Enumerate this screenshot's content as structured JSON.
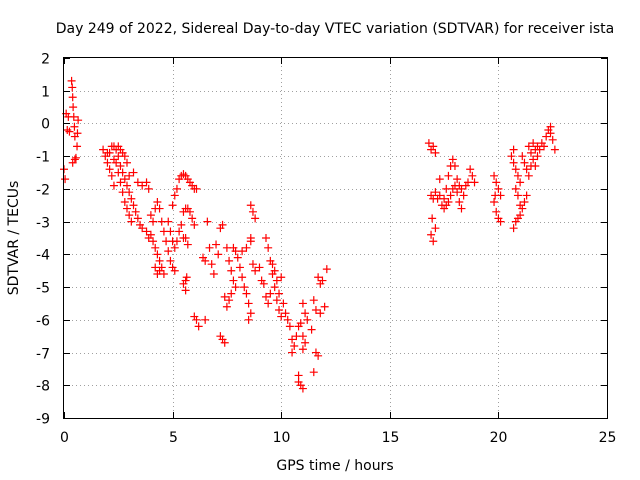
{
  "chart_data": {
    "type": "scatter",
    "title": "Day 249 of 2022, Sidereal Day-to-day VTEC variation (SDTVAR) for receiver ista",
    "xlabel": "GPS time / hours",
    "ylabel": "SDTVAR / TECUs",
    "xlim": [
      0,
      25
    ],
    "ylim": [
      -9,
      2
    ],
    "xticks": [
      0,
      5,
      10,
      15,
      20,
      25
    ],
    "yticks": [
      -9,
      -8,
      -7,
      -6,
      -5,
      -4,
      -3,
      -2,
      -1,
      0,
      1,
      2
    ],
    "grid": true,
    "marker": "plus",
    "color": "#ff0000",
    "series": [
      {
        "name": "SDTVAR",
        "points": [
          [
            0.0,
            -1.4
          ],
          [
            0.05,
            -1.7
          ],
          [
            0.1,
            0.3
          ],
          [
            0.15,
            -0.2
          ],
          [
            0.2,
            0.2
          ],
          [
            0.25,
            -0.25
          ],
          [
            0.35,
            1.3
          ],
          [
            0.38,
            1.1
          ],
          [
            0.4,
            0.8
          ],
          [
            0.42,
            0.5
          ],
          [
            0.45,
            0.2
          ],
          [
            0.48,
            -0.1
          ],
          [
            0.5,
            -0.4
          ],
          [
            0.5,
            -1.1
          ],
          [
            0.55,
            -1.05
          ],
          [
            0.6,
            -0.7
          ],
          [
            0.62,
            -0.3
          ],
          [
            0.65,
            0.1
          ],
          [
            0.4,
            -1.2
          ],
          [
            1.8,
            -0.8
          ],
          [
            1.9,
            -1.0
          ],
          [
            2.0,
            -1.2
          ],
          [
            2.1,
            -1.4
          ],
          [
            2.2,
            -1.6
          ],
          [
            2.3,
            -1.9
          ],
          [
            2.1,
            -0.9
          ],
          [
            2.2,
            -0.7
          ],
          [
            2.3,
            -0.7
          ],
          [
            2.4,
            -0.8
          ],
          [
            2.5,
            -0.7
          ],
          [
            2.6,
            -0.8
          ],
          [
            2.7,
            -0.9
          ],
          [
            2.8,
            -1.0
          ],
          [
            2.9,
            -1.2
          ],
          [
            2.5,
            -1.0
          ],
          [
            2.6,
            -1.3
          ],
          [
            2.7,
            -1.5
          ],
          [
            2.8,
            -1.7
          ],
          [
            2.9,
            -1.9
          ],
          [
            3.0,
            -2.1
          ],
          [
            3.1,
            -2.3
          ],
          [
            3.2,
            -2.5
          ],
          [
            3.3,
            -2.7
          ],
          [
            3.4,
            -2.9
          ],
          [
            3.5,
            -3.1
          ],
          [
            3.6,
            -3.2
          ],
          [
            2.4,
            -1.2
          ],
          [
            2.5,
            -1.5
          ],
          [
            2.6,
            -1.8
          ],
          [
            2.7,
            -2.1
          ],
          [
            2.8,
            -2.4
          ],
          [
            2.9,
            -2.6
          ],
          [
            3.0,
            -2.8
          ],
          [
            3.1,
            -3.0
          ],
          [
            3.0,
            -1.6
          ],
          [
            3.2,
            -1.5
          ],
          [
            3.4,
            -1.8
          ],
          [
            3.6,
            -1.9
          ],
          [
            2.0,
            -0.9
          ],
          [
            2.3,
            -1.1
          ],
          [
            3.8,
            -1.8
          ],
          [
            3.9,
            -2.0
          ],
          [
            3.8,
            -3.3
          ],
          [
            3.9,
            -3.5
          ],
          [
            4.0,
            -3.4
          ],
          [
            4.1,
            -3.6
          ],
          [
            4.2,
            -3.8
          ],
          [
            4.3,
            -4.0
          ],
          [
            4.4,
            -4.2
          ],
          [
            4.5,
            -4.4
          ],
          [
            4.6,
            -4.6
          ],
          [
            4.0,
            -2.8
          ],
          [
            4.1,
            -3.0
          ],
          [
            4.2,
            -2.6
          ],
          [
            4.3,
            -2.4
          ],
          [
            4.4,
            -2.6
          ],
          [
            4.5,
            -3.0
          ],
          [
            4.6,
            -3.3
          ],
          [
            4.7,
            -3.6
          ],
          [
            4.8,
            -3.9
          ],
          [
            4.9,
            -4.2
          ],
          [
            5.0,
            -4.4
          ],
          [
            5.1,
            -4.5
          ],
          [
            4.2,
            -4.4
          ],
          [
            4.3,
            -4.6
          ],
          [
            4.4,
            -4.5
          ],
          [
            4.8,
            -3.0
          ],
          [
            4.9,
            -3.3
          ],
          [
            5.0,
            -3.6
          ],
          [
            5.1,
            -3.8
          ],
          [
            5.2,
            -3.6
          ],
          [
            5.3,
            -3.3
          ],
          [
            5.4,
            -3.1
          ],
          [
            5.5,
            -3.5
          ],
          [
            5.0,
            -2.5
          ],
          [
            5.1,
            -2.2
          ],
          [
            5.2,
            -2.0
          ],
          [
            5.3,
            -1.7
          ],
          [
            5.4,
            -1.6
          ],
          [
            5.5,
            -1.55
          ],
          [
            5.6,
            -1.6
          ],
          [
            5.7,
            -1.7
          ],
          [
            5.8,
            -1.8
          ],
          [
            5.9,
            -1.9
          ],
          [
            6.0,
            -2.0
          ],
          [
            6.1,
            -2.0
          ],
          [
            5.5,
            -2.7
          ],
          [
            5.6,
            -2.6
          ],
          [
            5.7,
            -2.6
          ],
          [
            5.8,
            -2.7
          ],
          [
            5.9,
            -2.9
          ],
          [
            6.0,
            -3.1
          ],
          [
            5.6,
            -3.5
          ],
          [
            5.7,
            -3.7
          ],
          [
            5.6,
            -4.8
          ],
          [
            5.5,
            -4.9
          ],
          [
            5.65,
            -4.7
          ],
          [
            5.6,
            -5.1
          ],
          [
            6.0,
            -5.9
          ],
          [
            6.1,
            -6.0
          ],
          [
            6.2,
            -6.2
          ],
          [
            6.5,
            -6.0
          ],
          [
            6.4,
            -4.1
          ],
          [
            6.5,
            -4.2
          ],
          [
            6.6,
            -3.0
          ],
          [
            6.7,
            -3.8
          ],
          [
            6.8,
            -4.3
          ],
          [
            6.9,
            -4.6
          ],
          [
            7.0,
            -3.7
          ],
          [
            7.1,
            -4.0
          ],
          [
            7.2,
            -3.2
          ],
          [
            7.3,
            -3.1
          ],
          [
            7.2,
            -6.5
          ],
          [
            7.3,
            -6.6
          ],
          [
            7.4,
            -6.7
          ],
          [
            7.5,
            -3.8
          ],
          [
            7.6,
            -4.2
          ],
          [
            7.7,
            -4.5
          ],
          [
            7.8,
            -4.8
          ],
          [
            7.9,
            -5.0
          ],
          [
            7.4,
            -5.3
          ],
          [
            7.5,
            -5.6
          ],
          [
            7.6,
            -5.4
          ],
          [
            7.7,
            -5.2
          ],
          [
            7.8,
            -3.8
          ],
          [
            7.9,
            -3.9
          ],
          [
            8.0,
            -4.1
          ],
          [
            8.1,
            -4.4
          ],
          [
            8.2,
            -4.7
          ],
          [
            8.3,
            -5.0
          ],
          [
            8.4,
            -5.2
          ],
          [
            8.5,
            -5.5
          ],
          [
            8.5,
            -6.0
          ],
          [
            8.6,
            -5.8
          ],
          [
            8.2,
            -3.9
          ],
          [
            8.4,
            -3.8
          ],
          [
            8.6,
            -3.5
          ],
          [
            8.7,
            -4.3
          ],
          [
            8.8,
            -4.5
          ],
          [
            8.6,
            -2.5
          ],
          [
            8.7,
            -2.7
          ],
          [
            8.8,
            -2.9
          ],
          [
            8.6,
            -3.6
          ],
          [
            9.0,
            -4.4
          ],
          [
            9.1,
            -4.8
          ],
          [
            9.2,
            -4.9
          ],
          [
            9.3,
            -3.5
          ],
          [
            9.4,
            -3.8
          ],
          [
            9.5,
            -4.2
          ],
          [
            9.6,
            -4.6
          ],
          [
            9.7,
            -5.0
          ],
          [
            9.8,
            -5.4
          ],
          [
            9.9,
            -5.7
          ],
          [
            10.0,
            -5.9
          ],
          [
            9.6,
            -4.3
          ],
          [
            9.7,
            -4.5
          ],
          [
            9.8,
            -4.8
          ],
          [
            9.9,
            -5.2
          ],
          [
            9.3,
            -5.3
          ],
          [
            9.4,
            -5.5
          ],
          [
            9.5,
            -5.2
          ],
          [
            10.0,
            -4.7
          ],
          [
            10.1,
            -5.5
          ],
          [
            10.2,
            -5.8
          ],
          [
            10.3,
            -6.0
          ],
          [
            10.4,
            -6.2
          ],
          [
            10.5,
            -6.6
          ],
          [
            10.6,
            -6.8
          ],
          [
            10.5,
            -7.0
          ],
          [
            10.7,
            -6.5
          ],
          [
            10.8,
            -6.2
          ],
          [
            10.9,
            -6.1
          ],
          [
            11.0,
            -6.5
          ],
          [
            11.1,
            -6.7
          ],
          [
            11.0,
            -6.9
          ],
          [
            10.8,
            -7.9
          ],
          [
            10.9,
            -8.0
          ],
          [
            11.0,
            -8.1
          ],
          [
            10.8,
            -7.7
          ],
          [
            11.0,
            -5.5
          ],
          [
            11.1,
            -5.8
          ],
          [
            11.2,
            -6.0
          ],
          [
            11.4,
            -6.3
          ],
          [
            11.5,
            -5.4
          ],
          [
            11.6,
            -7.0
          ],
          [
            11.7,
            -7.1
          ],
          [
            11.5,
            -7.6
          ],
          [
            11.6,
            -5.7
          ],
          [
            11.8,
            -5.8
          ],
          [
            11.7,
            -4.7
          ],
          [
            11.8,
            -4.9
          ],
          [
            11.9,
            -4.8
          ],
          [
            12.0,
            -5.6
          ],
          [
            12.1,
            -4.45
          ],
          [
            16.8,
            -0.6
          ],
          [
            16.9,
            -0.8
          ],
          [
            17.0,
            -0.7
          ],
          [
            17.1,
            -0.9
          ],
          [
            16.9,
            -2.2
          ],
          [
            17.0,
            -2.3
          ],
          [
            17.1,
            -2.1
          ],
          [
            17.2,
            -2.3
          ],
          [
            17.3,
            -2.2
          ],
          [
            16.9,
            -3.4
          ],
          [
            17.0,
            -3.6
          ],
          [
            17.1,
            -3.2
          ],
          [
            16.95,
            -2.9
          ],
          [
            17.4,
            -2.5
          ],
          [
            17.5,
            -2.3
          ],
          [
            17.6,
            -2.0
          ],
          [
            17.7,
            -1.6
          ],
          [
            17.8,
            -1.3
          ],
          [
            17.9,
            -1.1
          ],
          [
            18.0,
            -1.3
          ],
          [
            18.1,
            -1.7
          ],
          [
            17.8,
            -2.2
          ],
          [
            17.9,
            -2.0
          ],
          [
            18.0,
            -1.9
          ],
          [
            18.1,
            -2.1
          ],
          [
            18.2,
            -2.4
          ],
          [
            18.3,
            -2.6
          ],
          [
            18.4,
            -2.2
          ],
          [
            18.2,
            -1.9
          ],
          [
            18.3,
            -2.0
          ],
          [
            18.5,
            -1.9
          ],
          [
            18.6,
            -1.8
          ],
          [
            18.7,
            -1.4
          ],
          [
            18.8,
            -1.6
          ],
          [
            18.9,
            -1.8
          ],
          [
            17.5,
            -2.6
          ],
          [
            17.6,
            -2.5
          ],
          [
            17.7,
            -2.4
          ],
          [
            17.3,
            -1.7
          ],
          [
            19.8,
            -1.6
          ],
          [
            19.9,
            -1.8
          ],
          [
            20.0,
            -2.0
          ],
          [
            20.1,
            -2.2
          ],
          [
            19.9,
            -2.7
          ],
          [
            20.0,
            -2.9
          ],
          [
            20.1,
            -3.0
          ],
          [
            19.8,
            -2.4
          ],
          [
            19.85,
            -2.2
          ],
          [
            20.6,
            -1.0
          ],
          [
            20.7,
            -1.2
          ],
          [
            20.8,
            -1.4
          ],
          [
            20.9,
            -1.6
          ],
          [
            21.0,
            -1.8
          ],
          [
            20.7,
            -0.8
          ],
          [
            20.8,
            -2.0
          ],
          [
            20.9,
            -2.2
          ],
          [
            21.0,
            -2.5
          ],
          [
            20.7,
            -3.2
          ],
          [
            20.8,
            -3.0
          ],
          [
            20.9,
            -2.9
          ],
          [
            21.0,
            -2.8
          ],
          [
            21.1,
            -2.6
          ],
          [
            21.2,
            -2.4
          ],
          [
            21.3,
            -2.2
          ],
          [
            21.1,
            -1.0
          ],
          [
            21.2,
            -1.2
          ],
          [
            21.3,
            -1.4
          ],
          [
            21.4,
            -1.6
          ],
          [
            21.5,
            -1.3
          ],
          [
            21.4,
            -0.7
          ],
          [
            21.5,
            -0.9
          ],
          [
            21.6,
            -1.1
          ],
          [
            21.7,
            -1.3
          ],
          [
            21.8,
            -1.0
          ],
          [
            21.9,
            -0.8
          ],
          [
            22.0,
            -0.6
          ],
          [
            22.1,
            -0.7
          ],
          [
            22.2,
            -0.4
          ],
          [
            22.3,
            -0.2
          ],
          [
            22.4,
            -0.1
          ],
          [
            22.5,
            -0.5
          ],
          [
            22.6,
            -0.8
          ],
          [
            22.4,
            -0.3
          ],
          [
            21.6,
            -0.6
          ],
          [
            21.7,
            -0.8
          ],
          [
            21.8,
            -0.7
          ]
        ]
      }
    ]
  }
}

Exercise objective: Gather all the lines that include the word "SDTVAR" and copy them out.

Exercise result:
    "title": "Day 249 of 2022, Sidereal Day-to-day VTEC variation (SDTVAR) for receiver ista",
    "ylabel": "SDTVAR / TECUs",
        "name": "SDTVAR",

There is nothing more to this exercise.